● **Instructions for the task**: Among the lines below, how many carry the string "пункта"? Reply with a number and nothing else.
--- START ---
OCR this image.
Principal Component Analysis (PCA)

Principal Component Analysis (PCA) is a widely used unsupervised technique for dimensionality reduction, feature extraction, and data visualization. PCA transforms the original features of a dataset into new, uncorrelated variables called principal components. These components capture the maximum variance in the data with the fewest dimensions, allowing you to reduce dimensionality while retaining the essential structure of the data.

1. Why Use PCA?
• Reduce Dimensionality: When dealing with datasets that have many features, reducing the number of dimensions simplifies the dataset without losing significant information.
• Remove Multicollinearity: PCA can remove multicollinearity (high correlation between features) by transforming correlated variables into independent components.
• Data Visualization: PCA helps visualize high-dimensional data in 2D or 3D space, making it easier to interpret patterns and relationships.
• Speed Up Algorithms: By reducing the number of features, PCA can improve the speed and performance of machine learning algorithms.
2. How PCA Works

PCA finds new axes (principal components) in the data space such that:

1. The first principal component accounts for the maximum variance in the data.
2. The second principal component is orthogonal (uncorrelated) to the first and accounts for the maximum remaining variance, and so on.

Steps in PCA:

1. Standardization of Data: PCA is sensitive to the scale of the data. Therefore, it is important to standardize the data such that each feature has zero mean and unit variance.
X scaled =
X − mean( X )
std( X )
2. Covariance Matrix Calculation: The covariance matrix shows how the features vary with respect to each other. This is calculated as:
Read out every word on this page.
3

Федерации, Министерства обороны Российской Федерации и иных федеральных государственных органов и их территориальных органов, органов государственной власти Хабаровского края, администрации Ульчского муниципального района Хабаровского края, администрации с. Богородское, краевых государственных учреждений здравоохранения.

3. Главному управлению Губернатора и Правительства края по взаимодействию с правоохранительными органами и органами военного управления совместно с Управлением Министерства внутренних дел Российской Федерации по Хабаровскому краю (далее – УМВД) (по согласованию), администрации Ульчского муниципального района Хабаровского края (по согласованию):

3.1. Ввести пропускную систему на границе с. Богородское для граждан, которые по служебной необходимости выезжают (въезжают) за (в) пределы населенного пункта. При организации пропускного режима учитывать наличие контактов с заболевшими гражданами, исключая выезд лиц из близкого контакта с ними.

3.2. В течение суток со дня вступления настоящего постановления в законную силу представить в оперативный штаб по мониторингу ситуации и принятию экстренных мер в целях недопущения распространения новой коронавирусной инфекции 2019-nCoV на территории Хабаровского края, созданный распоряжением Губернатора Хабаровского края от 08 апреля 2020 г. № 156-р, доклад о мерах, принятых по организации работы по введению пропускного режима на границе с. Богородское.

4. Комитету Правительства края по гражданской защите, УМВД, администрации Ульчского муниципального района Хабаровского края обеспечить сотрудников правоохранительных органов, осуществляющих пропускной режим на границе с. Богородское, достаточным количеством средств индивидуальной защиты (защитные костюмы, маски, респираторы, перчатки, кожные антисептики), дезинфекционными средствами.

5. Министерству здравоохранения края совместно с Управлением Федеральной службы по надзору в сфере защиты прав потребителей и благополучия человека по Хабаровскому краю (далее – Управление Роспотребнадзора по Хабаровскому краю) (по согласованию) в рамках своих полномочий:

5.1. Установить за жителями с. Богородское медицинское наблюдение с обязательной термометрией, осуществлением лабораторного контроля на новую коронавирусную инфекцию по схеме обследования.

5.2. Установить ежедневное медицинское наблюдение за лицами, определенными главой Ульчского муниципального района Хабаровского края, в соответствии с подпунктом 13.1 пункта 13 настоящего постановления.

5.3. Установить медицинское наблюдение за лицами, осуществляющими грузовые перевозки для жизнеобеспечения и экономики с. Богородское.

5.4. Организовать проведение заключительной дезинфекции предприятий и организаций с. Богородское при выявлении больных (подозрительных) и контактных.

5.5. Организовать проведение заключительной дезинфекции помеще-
--- END ---
● **The completed task**: 2